* **INPUT DATA**:
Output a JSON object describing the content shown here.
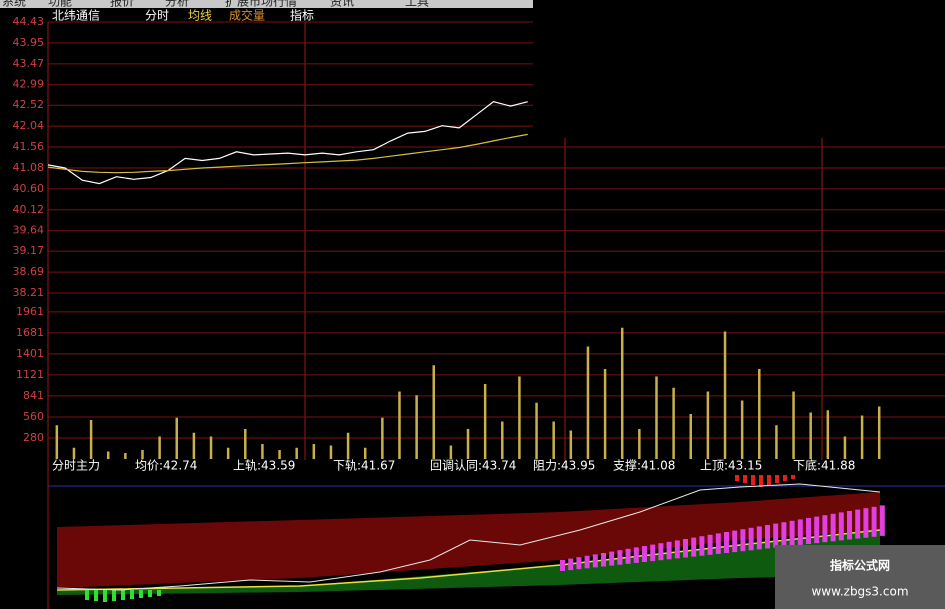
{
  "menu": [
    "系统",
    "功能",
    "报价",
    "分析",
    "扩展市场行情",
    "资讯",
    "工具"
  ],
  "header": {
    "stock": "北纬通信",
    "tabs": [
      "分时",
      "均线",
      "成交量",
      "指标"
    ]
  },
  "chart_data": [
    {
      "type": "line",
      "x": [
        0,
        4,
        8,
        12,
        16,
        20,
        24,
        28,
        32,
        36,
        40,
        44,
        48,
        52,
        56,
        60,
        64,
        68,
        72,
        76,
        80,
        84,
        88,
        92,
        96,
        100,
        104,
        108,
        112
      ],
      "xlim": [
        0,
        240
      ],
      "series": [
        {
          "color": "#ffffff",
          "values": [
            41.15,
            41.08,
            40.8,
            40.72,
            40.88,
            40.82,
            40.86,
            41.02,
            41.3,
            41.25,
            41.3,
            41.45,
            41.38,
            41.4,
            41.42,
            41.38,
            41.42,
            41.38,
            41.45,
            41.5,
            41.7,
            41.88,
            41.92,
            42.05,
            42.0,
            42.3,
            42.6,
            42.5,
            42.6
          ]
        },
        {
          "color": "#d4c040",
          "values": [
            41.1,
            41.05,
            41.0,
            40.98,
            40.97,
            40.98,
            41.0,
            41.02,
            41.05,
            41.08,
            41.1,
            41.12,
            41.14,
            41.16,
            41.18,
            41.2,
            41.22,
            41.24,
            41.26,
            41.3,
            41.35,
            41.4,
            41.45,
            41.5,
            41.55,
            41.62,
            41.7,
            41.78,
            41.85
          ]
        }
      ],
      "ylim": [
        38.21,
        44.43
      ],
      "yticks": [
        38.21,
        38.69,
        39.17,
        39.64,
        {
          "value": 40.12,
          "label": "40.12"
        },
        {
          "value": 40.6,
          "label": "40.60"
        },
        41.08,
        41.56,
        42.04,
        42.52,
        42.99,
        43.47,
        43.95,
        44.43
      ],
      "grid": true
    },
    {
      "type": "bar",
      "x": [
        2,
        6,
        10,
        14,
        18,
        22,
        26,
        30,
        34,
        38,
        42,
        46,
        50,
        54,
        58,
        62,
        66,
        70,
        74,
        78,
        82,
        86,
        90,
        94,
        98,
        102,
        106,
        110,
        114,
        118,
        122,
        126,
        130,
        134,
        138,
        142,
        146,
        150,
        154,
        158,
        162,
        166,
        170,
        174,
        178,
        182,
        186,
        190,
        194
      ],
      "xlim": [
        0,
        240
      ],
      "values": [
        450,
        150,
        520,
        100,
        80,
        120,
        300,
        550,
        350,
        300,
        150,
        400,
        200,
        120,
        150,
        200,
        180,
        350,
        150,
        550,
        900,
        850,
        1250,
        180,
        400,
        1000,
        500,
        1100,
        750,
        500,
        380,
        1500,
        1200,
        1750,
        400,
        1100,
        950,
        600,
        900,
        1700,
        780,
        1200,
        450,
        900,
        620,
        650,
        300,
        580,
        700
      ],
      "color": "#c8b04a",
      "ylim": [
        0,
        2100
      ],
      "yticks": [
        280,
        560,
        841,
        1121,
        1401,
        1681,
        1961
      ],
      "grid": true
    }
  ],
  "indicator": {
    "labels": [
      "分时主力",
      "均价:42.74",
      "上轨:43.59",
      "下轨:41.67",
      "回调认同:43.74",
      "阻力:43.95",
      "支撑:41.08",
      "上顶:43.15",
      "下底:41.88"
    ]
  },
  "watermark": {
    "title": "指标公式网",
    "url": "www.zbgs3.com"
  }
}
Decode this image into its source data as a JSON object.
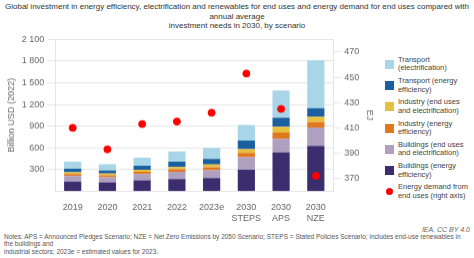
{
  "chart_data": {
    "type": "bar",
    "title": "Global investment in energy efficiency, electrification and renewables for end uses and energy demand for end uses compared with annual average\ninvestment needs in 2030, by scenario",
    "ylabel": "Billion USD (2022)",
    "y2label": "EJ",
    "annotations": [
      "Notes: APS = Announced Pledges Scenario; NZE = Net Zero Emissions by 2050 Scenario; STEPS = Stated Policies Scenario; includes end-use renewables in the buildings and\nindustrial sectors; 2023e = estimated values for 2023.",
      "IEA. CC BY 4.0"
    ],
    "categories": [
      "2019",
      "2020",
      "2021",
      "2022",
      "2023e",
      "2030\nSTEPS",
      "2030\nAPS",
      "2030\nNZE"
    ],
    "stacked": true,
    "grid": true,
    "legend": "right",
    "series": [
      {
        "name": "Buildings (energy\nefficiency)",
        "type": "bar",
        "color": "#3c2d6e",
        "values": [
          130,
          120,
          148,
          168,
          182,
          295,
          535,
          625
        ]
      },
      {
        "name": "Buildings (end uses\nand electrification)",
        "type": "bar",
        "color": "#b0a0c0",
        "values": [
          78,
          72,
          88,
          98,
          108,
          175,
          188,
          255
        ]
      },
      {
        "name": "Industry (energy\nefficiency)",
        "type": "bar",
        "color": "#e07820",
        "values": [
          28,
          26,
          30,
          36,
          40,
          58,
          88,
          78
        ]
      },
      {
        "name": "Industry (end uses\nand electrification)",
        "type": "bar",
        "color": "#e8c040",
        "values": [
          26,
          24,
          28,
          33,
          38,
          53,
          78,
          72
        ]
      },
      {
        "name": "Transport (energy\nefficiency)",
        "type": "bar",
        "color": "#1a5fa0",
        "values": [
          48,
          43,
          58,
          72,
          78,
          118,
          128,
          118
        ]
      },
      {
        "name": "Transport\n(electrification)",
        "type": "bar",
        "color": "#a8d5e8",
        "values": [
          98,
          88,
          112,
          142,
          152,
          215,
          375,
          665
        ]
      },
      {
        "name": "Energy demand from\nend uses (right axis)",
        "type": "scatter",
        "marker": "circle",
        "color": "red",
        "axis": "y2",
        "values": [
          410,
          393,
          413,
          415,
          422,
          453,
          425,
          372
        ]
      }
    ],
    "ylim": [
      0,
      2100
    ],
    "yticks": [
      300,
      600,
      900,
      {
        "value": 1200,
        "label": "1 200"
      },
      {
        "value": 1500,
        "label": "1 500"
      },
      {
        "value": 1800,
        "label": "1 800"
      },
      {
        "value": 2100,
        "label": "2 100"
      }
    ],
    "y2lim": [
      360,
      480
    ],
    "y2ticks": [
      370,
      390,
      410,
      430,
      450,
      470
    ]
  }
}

...

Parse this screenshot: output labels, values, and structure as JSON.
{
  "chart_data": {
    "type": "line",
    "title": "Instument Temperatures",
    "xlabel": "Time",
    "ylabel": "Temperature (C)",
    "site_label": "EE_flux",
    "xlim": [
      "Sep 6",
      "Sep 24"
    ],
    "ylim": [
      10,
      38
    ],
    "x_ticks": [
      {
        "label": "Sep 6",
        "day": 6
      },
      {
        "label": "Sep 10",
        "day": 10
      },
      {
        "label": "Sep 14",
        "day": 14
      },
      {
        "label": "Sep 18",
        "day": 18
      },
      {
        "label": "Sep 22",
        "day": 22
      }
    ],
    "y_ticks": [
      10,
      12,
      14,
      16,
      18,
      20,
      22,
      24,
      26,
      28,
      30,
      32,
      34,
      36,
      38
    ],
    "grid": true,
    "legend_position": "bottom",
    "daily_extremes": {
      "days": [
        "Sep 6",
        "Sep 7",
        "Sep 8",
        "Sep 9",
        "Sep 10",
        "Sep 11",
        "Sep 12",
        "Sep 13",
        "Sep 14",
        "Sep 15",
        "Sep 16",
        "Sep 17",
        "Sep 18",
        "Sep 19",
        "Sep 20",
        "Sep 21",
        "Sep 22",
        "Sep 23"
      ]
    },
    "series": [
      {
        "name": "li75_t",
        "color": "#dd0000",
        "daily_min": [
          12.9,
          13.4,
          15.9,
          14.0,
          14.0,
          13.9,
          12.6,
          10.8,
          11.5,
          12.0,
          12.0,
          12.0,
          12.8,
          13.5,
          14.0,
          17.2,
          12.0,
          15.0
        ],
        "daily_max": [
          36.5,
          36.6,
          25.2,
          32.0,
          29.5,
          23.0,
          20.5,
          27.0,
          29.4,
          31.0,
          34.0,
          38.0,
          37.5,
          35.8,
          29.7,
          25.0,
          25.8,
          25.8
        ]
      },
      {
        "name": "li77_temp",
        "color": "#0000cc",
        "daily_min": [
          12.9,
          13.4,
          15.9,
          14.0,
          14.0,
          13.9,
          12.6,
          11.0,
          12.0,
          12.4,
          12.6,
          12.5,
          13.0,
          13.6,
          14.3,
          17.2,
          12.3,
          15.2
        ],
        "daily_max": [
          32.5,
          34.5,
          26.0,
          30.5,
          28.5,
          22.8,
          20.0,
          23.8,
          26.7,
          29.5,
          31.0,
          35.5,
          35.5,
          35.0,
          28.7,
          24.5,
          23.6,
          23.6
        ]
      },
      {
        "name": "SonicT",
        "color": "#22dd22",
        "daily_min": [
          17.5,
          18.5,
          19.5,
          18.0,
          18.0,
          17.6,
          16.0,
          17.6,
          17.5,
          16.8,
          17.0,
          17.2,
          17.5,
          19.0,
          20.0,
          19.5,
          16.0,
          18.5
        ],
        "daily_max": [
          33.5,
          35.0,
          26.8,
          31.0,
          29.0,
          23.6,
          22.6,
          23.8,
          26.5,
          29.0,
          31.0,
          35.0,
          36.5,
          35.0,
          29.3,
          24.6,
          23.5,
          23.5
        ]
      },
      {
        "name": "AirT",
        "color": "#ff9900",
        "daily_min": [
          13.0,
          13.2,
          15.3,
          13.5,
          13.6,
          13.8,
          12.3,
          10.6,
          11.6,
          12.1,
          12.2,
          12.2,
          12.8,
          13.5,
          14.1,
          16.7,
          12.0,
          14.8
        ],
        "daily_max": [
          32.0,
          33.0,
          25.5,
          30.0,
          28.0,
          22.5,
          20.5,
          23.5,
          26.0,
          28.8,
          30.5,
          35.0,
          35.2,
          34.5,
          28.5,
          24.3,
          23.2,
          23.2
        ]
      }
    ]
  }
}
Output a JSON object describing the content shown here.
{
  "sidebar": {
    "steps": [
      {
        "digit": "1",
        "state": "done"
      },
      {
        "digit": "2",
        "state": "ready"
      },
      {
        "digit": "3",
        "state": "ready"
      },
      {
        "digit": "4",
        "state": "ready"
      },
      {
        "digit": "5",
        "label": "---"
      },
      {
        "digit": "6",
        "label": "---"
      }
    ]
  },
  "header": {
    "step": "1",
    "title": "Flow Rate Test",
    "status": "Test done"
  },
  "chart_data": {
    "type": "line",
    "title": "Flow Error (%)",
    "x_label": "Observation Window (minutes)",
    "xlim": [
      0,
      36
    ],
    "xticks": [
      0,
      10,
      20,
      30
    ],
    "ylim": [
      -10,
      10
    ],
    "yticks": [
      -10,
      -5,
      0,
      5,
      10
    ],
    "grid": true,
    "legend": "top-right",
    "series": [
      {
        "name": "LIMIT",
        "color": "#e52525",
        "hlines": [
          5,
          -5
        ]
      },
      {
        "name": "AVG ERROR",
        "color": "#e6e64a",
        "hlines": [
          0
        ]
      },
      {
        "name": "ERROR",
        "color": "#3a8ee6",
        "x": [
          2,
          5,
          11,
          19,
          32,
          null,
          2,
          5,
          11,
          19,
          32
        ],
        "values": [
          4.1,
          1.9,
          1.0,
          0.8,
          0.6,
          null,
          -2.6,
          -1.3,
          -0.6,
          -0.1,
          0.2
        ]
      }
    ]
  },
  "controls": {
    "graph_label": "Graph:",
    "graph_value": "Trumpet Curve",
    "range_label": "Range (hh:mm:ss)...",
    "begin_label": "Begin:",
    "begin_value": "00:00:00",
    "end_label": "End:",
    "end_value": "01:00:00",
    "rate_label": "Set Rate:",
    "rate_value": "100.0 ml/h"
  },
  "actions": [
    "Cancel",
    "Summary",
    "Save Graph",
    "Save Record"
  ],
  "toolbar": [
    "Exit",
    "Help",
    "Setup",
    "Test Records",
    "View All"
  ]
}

* **DESCRIPTION OF THE TASK**:
List all lines in the material containing the string "axis".

* **RESPONSE FOR THIS EXERCISE**:
        "name": "Energy demand from\nend uses (right axis)",
        "axis": "y2",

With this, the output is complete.